▶ **RECORDS FOR THIS TASK**

--------------------------------

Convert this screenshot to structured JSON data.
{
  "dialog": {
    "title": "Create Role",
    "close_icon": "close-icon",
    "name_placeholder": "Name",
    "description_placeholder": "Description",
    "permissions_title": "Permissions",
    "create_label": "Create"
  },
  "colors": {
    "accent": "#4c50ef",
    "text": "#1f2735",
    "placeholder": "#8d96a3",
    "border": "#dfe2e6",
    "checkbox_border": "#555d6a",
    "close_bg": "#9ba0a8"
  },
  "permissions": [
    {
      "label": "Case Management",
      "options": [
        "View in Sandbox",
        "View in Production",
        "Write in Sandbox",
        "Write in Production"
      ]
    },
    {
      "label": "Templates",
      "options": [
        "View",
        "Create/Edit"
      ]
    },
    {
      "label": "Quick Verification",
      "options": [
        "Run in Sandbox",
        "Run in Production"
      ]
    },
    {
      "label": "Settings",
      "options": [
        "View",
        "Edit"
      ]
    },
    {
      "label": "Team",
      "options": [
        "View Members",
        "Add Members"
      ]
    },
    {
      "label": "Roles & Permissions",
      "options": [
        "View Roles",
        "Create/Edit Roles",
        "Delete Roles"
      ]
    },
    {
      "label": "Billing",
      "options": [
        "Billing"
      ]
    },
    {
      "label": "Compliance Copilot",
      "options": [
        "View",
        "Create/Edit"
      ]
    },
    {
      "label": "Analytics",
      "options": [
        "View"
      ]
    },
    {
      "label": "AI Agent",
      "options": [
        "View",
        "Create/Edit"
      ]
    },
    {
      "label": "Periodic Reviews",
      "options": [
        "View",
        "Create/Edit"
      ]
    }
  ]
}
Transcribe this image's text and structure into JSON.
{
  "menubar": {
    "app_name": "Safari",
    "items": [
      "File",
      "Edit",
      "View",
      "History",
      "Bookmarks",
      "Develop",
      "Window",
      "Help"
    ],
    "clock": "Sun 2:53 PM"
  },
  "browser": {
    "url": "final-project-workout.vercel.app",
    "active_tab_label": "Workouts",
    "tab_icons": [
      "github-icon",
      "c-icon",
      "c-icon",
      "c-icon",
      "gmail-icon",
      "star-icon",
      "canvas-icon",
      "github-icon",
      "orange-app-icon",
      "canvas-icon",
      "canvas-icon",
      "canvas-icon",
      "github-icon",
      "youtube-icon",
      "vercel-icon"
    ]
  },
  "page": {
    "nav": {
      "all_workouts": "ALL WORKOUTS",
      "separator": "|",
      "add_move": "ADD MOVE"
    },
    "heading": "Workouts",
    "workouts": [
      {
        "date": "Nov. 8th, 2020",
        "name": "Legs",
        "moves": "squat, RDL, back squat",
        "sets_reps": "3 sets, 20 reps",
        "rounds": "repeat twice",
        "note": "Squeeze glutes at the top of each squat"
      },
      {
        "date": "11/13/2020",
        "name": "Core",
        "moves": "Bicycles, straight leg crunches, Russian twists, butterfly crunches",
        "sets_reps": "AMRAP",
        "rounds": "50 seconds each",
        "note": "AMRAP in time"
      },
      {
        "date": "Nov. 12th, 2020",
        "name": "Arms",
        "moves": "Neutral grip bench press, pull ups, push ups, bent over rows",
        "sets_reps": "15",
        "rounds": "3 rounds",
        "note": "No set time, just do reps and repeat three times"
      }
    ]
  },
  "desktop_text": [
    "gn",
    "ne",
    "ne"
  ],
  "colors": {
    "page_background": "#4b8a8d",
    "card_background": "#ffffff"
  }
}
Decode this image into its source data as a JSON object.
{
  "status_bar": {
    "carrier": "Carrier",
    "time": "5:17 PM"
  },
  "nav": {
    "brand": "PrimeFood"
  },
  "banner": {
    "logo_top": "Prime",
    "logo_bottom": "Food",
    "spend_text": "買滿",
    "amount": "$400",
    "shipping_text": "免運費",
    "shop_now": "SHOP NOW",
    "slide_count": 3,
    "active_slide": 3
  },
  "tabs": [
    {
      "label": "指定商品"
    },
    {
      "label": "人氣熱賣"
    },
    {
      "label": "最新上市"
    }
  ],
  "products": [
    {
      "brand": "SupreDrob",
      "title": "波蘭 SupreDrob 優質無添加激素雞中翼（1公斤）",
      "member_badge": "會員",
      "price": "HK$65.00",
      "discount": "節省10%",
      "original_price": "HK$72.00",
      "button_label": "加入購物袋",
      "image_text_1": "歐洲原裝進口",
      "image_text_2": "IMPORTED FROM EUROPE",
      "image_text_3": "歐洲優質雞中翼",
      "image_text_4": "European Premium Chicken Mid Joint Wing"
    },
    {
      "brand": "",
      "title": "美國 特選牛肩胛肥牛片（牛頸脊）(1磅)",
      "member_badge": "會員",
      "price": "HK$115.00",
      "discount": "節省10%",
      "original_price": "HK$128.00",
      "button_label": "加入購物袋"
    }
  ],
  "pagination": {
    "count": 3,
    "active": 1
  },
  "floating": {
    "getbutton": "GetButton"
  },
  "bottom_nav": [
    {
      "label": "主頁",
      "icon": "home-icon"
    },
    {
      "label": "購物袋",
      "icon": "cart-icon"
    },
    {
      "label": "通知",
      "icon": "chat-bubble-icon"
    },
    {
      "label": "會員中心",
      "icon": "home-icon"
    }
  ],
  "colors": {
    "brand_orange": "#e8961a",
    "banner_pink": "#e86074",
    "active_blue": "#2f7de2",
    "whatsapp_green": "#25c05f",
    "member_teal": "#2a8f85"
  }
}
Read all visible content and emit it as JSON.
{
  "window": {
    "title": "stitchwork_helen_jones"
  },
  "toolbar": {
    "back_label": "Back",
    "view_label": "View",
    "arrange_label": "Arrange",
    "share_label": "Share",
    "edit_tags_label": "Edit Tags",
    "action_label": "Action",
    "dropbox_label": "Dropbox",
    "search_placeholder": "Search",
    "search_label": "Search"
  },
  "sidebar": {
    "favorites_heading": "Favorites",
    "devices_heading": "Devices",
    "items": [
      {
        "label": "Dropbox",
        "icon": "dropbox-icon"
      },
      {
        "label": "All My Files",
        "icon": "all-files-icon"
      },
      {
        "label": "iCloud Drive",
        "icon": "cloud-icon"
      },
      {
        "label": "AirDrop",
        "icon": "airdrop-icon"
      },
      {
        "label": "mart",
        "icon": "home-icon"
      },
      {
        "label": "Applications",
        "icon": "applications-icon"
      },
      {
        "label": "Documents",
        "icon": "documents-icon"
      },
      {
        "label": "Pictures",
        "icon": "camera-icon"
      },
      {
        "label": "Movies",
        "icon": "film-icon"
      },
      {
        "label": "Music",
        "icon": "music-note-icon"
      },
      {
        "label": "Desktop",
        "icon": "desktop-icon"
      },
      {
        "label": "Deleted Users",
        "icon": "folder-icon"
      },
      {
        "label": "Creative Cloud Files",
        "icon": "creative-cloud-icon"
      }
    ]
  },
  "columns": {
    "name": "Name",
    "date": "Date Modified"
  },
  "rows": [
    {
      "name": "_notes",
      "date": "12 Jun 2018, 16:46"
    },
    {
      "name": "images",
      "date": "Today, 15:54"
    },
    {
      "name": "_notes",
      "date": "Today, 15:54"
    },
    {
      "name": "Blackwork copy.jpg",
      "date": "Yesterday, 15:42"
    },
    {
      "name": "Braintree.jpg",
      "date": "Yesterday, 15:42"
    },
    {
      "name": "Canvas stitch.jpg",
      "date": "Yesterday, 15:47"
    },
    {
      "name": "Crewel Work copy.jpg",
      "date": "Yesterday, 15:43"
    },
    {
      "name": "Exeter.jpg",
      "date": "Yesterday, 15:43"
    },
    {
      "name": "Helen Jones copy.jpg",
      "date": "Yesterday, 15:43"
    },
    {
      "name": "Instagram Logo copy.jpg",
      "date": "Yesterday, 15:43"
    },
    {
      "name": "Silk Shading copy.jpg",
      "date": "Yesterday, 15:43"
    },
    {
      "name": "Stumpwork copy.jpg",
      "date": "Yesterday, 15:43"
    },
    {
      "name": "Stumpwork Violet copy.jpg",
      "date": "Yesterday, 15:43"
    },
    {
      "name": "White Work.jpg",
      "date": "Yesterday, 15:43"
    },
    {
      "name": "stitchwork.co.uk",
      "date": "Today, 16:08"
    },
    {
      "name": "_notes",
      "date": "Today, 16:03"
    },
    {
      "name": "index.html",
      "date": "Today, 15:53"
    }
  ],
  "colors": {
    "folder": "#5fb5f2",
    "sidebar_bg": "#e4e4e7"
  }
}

--------------------------------

▶ **TO DO**
Going through the entries above line by line, work out how many lines include the word "data". Only the number is required.

▶ **REPLY**
2